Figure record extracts
□ □ □ □ □

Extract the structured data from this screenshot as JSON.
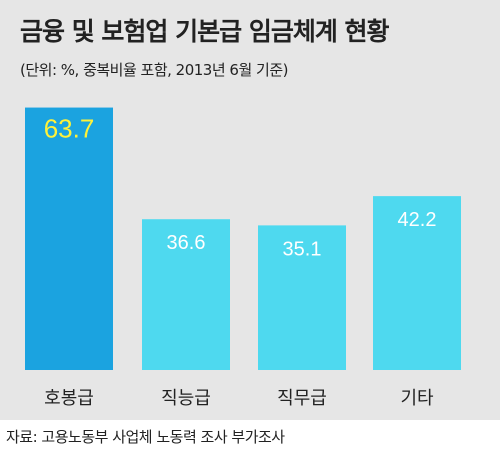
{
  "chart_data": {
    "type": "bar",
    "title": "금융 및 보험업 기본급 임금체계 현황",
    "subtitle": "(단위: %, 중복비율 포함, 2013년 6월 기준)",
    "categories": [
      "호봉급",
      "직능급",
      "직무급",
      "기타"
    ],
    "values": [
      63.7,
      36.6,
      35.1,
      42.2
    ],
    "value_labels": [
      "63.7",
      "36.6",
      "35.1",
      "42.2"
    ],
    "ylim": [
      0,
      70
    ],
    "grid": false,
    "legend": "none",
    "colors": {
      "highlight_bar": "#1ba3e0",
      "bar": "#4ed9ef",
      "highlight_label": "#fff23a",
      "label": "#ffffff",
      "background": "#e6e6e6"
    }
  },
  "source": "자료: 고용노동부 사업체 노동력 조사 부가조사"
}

□ □ □ □ □

From start to finish, output the listing exactly, but omit its pictures.

Extract the structured data from this screenshot as JSON.
{
  "chart_data": {
    "type": "bar",
    "title": "금융 및 보험업 기본급 임금체계 현황",
    "subtitle": "(단위: %, 중복비율 포함, 2013년 6월 기준)",
    "categories": [
      "호봉급",
      "직능급",
      "직무급",
      "기타"
    ],
    "values": [
      63.7,
      36.6,
      35.1,
      42.2
    ],
    "value_labels": [
      "63.7",
      "36.6",
      "35.1",
      "42.2"
    ],
    "ylim": [
      0,
      70
    ],
    "grid": false,
    "legend": "none",
    "colors": {
      "highlight_bar": "#1ba3e0",
      "bar": "#4ed9ef",
      "highlight_label": "#fff23a",
      "label": "#ffffff",
      "background": "#e6e6e6"
    }
  },
  "source": "자료: 고용노동부 사업체 노동력 조사 부가조사"
}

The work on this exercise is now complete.